Goal:
Please give the listing again in its entirety, exactly as written.
## start Exercise data
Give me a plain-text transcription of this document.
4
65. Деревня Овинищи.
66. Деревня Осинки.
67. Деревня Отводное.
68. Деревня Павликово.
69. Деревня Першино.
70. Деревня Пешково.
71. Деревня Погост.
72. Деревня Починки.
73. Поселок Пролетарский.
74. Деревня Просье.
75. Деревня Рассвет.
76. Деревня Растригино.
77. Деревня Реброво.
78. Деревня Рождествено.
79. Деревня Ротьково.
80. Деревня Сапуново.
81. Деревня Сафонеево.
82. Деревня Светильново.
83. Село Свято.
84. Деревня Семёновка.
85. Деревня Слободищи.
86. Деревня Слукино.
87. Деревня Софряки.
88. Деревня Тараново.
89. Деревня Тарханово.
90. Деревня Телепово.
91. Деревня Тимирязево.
## end Exercise data
Full response:
Give me a plain-text transcription of this document.
4
65. Деревня Овинищи.
66. Деревня Осинки.
67. Деревня Отводное.
68. Деревня Павликово.
69. Деревня Першино.
70. Деревня Пешково.
71. Деревня Погост.
72. Деревня Починки.
73. Поселок Пролетарский.
74. Деревня Просье.
75. Деревня Рассвет.
76. Деревня Растригино.
77. Деревня Реброво.
78. Деревня Рождествено.
79. Деревня Ротьково.
80. Деревня Сапуново.
81. Деревня Сафонеево.
82. Деревня Светильново.
83. Село Свято.
84. Деревня Семёновка.
85. Деревня Слободищи.
86. Деревня Слукино.
87. Деревня Софряки.
88. Деревня Тараново.
89. Деревня Тарханово.
90. Деревня Телепово.
91. Деревня Тимирязево.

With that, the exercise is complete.